During the last two support meetings that Malecare has held in New York City, part of the conversation has turned to the topic of incontinence and diapers. We have a few members of the group who have had recent surgery and have been struggling with their inability to control their urine. Surgery, radiation and just the aging process is taking a toll on us. It feels to me that most of us, when we are post treatment, have to deal with some level of incontinence.

The range of incontinence goes from a little dripping after urination to having total inability to control any urine flow. In my personal experience of having just a little dripping, pads worked well. I found that I needed to use them for almost three years after surgery. As time went on I was able to gain more control and so I was able to alter the thickness of the pad. Eventually I stopped needing to use pads. Using pads was no big deal. It was easy, nobody had any idea that I needed them and in the situation where I had sudden urges (i.e. key syndrome – when I put my key into the front door I often developed sudden, uncontrollable urges) the pad helped until I could make my way to the toilet.

Task directions
Please continue the text on incontinence and pads after treatment, picking up right after its last sentence. The items that come next are separate material with no connection to the text on incontinence.

[Saved entries]
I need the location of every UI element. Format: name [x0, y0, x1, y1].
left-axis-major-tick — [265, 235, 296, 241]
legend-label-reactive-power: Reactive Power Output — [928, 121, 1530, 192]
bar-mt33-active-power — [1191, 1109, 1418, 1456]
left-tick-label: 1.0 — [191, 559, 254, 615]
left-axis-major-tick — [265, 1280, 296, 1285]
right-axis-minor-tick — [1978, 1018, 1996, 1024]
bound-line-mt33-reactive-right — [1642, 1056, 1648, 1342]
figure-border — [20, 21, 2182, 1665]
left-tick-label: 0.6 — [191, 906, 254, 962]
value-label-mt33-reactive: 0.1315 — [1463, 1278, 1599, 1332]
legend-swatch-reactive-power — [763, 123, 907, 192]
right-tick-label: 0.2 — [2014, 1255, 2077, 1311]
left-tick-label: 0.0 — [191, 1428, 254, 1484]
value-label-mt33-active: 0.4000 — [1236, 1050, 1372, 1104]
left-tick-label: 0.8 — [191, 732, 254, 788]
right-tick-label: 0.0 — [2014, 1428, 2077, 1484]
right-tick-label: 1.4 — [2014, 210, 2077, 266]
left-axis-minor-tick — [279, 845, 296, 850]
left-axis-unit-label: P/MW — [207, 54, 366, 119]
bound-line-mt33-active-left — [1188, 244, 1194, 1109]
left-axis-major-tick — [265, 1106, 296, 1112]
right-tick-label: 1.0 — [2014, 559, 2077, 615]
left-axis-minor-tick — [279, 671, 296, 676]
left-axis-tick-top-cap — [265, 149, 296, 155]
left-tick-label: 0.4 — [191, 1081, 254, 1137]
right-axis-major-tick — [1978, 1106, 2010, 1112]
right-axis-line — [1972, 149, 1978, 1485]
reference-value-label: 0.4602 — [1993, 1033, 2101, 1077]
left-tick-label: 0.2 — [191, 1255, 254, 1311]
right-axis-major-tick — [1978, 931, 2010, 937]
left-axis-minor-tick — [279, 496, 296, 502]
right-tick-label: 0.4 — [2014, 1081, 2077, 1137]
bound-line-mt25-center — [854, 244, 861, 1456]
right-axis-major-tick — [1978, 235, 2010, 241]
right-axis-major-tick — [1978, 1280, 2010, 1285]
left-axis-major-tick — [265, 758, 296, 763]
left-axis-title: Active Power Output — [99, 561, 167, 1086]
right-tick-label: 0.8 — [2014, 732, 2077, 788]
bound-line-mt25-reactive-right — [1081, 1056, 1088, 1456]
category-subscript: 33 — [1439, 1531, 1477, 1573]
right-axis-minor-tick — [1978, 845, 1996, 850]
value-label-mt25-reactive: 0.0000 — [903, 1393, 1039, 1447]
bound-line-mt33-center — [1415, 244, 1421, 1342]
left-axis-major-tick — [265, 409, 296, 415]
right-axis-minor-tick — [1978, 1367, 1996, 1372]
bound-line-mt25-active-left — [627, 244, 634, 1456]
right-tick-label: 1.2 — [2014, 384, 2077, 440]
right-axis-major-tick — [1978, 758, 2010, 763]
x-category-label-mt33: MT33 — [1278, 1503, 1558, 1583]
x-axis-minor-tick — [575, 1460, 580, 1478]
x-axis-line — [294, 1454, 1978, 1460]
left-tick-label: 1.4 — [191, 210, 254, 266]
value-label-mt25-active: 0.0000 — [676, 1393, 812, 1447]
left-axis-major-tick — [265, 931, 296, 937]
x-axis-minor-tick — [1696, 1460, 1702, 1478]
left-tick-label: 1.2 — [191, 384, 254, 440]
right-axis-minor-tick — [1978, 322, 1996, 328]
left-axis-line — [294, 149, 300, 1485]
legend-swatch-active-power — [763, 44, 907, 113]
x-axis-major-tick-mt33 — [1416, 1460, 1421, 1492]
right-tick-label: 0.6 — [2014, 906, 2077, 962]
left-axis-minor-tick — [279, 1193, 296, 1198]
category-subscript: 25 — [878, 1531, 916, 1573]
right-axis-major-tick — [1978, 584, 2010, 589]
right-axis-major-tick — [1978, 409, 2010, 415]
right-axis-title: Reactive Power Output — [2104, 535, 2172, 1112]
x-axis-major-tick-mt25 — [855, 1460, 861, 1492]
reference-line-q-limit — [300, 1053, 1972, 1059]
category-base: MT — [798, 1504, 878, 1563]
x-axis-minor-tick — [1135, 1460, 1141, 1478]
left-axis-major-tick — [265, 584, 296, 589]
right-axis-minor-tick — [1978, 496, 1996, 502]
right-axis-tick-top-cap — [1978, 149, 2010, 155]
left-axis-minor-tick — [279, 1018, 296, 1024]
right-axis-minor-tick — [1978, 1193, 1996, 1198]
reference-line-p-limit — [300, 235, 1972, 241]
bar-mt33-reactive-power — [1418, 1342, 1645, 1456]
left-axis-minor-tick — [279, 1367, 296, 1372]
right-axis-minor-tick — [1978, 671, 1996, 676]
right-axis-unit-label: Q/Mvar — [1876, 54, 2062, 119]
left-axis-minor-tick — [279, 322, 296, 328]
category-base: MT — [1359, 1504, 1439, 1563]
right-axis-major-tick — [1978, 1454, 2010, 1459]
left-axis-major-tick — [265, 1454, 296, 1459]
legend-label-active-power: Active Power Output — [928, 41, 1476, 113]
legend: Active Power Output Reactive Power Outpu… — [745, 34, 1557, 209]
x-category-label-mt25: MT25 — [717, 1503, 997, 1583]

Task answer
Those of us who do not recover urine control are forced to use “adult diapers,” or as the industry refers to them “absorbent underwear.” There should be no embarrassment in purchasing them, but unfortunately, many of us do experience some embarrassment at the checkout counter. Sorry, I have no suggestion on how to deal with this embarrassment. All I can say is that the adult incontinence market currently runs around $1.2 billion annually in North America, so you are not alone.

The small glimmer of positive news lies within the history of the development of the design of the absorbent underwear. In the 1980s Kimberly-Clark’s answer to the inconstancy issue was a product branded “Depend” which was always an all white item that only resembled an adult diaper. In the 1990s they started to market what they called “unisex underwear”. They were pretty much the same, simply a no frills adult diapers.

According to industry sources, Kimberly-Clark is planning to market a new version of their “absorbent adult underwear.” The new product line, which is supposed to be gender specific, is scheduled to be available at the retail level this spring. The men’s versions will have a blue waistband (maybe for prostate cancer?) and come with narrower leg openings than for the female version. Perhaps this will solve one of the more common complaints that many men voice about the current version of adult absorbent underwear, which is that the used stuffing tends to fall out through the leg openings.

According to the American Urological Association, other than prostate cancer treatments, incontinence can be caused by such things as infections, pelvic muscle weakness, as well as other diseases and side effects from some medications. Symptoms form many causes, including prostate cancer treatment, can often be improved with fluid management, bladder training and pelvic exercises. Medication and surgery may also work in some cases.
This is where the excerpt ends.